Exercise materials

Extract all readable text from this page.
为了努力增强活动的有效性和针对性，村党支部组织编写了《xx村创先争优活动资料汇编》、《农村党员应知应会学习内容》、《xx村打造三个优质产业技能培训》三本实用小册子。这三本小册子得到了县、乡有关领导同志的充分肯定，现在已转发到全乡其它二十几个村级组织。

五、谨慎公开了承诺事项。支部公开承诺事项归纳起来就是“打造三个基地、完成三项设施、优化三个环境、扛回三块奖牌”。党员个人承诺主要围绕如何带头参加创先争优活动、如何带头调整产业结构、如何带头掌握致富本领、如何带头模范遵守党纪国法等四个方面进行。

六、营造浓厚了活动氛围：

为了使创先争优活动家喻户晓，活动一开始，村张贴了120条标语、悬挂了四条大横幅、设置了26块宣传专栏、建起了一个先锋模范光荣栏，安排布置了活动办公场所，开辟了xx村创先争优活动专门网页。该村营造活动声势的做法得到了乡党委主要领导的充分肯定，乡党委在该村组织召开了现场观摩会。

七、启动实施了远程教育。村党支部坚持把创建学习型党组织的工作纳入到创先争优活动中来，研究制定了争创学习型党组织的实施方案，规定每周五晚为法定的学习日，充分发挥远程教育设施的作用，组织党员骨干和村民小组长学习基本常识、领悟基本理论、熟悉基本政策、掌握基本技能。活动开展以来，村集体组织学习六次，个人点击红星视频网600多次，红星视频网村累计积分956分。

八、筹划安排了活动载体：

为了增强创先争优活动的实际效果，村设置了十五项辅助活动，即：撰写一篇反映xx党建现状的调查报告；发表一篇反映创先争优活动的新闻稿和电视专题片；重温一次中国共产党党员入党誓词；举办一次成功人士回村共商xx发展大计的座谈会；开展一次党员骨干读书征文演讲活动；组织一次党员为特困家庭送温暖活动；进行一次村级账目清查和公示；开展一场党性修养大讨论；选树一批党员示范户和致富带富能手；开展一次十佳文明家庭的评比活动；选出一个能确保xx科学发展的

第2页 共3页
--
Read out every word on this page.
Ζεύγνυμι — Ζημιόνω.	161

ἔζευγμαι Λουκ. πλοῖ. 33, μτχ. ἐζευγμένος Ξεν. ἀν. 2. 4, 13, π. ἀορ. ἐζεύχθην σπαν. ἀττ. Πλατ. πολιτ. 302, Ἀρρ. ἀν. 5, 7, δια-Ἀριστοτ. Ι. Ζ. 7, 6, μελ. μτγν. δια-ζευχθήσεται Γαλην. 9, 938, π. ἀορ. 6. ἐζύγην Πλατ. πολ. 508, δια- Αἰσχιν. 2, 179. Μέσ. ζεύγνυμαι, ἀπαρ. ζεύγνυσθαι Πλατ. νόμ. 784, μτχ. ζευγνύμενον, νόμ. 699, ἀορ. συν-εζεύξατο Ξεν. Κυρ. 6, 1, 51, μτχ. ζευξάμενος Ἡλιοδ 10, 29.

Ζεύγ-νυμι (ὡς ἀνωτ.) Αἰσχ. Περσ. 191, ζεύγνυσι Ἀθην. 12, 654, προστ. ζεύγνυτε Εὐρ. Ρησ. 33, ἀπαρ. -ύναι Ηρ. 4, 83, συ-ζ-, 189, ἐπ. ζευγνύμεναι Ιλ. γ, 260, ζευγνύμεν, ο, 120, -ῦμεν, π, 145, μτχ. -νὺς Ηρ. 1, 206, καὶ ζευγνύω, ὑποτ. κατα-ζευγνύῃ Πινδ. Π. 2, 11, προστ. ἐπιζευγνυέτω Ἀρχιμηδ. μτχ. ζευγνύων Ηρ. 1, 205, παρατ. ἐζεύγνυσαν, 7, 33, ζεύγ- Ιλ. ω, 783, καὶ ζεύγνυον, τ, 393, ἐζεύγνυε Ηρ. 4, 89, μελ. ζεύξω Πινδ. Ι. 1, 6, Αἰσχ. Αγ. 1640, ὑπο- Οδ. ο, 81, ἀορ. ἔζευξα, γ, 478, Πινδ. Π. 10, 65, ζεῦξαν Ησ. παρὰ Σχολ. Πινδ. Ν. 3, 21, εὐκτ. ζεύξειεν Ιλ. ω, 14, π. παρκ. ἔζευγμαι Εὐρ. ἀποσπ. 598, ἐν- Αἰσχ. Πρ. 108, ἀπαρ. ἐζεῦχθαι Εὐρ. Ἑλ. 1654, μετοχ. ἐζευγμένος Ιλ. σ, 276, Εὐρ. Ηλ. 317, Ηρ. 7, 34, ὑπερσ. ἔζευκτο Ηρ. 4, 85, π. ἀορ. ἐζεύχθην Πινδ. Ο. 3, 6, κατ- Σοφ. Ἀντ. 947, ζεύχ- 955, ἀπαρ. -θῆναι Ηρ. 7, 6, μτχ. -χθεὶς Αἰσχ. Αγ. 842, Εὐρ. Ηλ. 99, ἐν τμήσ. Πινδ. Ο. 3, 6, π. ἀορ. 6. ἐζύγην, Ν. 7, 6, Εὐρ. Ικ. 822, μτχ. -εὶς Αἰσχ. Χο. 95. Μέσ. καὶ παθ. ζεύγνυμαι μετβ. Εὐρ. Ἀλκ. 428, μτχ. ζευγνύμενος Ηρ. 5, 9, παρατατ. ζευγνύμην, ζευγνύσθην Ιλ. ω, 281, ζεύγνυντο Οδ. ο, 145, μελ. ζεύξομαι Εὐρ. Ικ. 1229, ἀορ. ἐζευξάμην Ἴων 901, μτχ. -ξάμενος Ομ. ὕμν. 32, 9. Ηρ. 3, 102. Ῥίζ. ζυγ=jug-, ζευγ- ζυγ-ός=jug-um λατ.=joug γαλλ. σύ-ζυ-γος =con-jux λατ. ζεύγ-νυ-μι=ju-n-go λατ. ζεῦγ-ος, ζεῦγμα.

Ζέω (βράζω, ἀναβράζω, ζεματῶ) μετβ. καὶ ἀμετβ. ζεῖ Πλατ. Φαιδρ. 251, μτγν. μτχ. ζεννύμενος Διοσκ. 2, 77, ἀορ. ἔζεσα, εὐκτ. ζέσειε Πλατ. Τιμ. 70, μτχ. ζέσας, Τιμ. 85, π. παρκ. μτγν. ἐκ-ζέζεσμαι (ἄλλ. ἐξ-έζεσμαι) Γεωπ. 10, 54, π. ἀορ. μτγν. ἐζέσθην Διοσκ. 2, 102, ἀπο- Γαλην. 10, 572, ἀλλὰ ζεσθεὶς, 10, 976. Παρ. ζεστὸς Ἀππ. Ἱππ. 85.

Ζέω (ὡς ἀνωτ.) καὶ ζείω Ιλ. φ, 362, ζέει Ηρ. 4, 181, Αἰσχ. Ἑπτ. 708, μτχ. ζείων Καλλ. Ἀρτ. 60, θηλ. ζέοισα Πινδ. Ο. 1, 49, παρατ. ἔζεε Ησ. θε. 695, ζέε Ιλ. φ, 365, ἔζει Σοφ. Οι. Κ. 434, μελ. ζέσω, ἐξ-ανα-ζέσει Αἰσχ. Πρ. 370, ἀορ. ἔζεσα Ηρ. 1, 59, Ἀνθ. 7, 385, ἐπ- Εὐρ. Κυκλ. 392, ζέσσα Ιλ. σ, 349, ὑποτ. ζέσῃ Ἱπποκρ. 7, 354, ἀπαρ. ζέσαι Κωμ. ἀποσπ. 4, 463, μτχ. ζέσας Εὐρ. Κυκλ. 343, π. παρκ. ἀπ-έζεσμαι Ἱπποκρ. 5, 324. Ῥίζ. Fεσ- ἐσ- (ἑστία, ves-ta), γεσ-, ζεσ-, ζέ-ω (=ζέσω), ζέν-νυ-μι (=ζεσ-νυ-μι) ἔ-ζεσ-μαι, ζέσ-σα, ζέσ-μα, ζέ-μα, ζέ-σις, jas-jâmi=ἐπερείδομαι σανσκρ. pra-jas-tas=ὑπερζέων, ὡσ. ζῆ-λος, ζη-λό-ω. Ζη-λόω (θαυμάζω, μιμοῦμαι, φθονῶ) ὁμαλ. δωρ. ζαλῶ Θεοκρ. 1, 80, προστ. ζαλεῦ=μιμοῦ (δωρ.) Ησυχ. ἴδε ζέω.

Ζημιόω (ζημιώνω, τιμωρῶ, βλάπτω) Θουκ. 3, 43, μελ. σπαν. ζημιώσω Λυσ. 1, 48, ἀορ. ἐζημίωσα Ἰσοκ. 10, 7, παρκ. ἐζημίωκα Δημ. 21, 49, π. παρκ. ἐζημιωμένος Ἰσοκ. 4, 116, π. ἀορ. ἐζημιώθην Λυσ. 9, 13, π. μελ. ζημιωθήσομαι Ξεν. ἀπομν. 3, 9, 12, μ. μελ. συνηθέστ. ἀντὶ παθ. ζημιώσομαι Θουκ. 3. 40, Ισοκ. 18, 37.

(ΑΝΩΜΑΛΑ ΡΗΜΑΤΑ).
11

Work instructions
In the entries above, find each line with the string "this" and copy it.

Response
Extract all readable text from this page.
Read out every word on this page.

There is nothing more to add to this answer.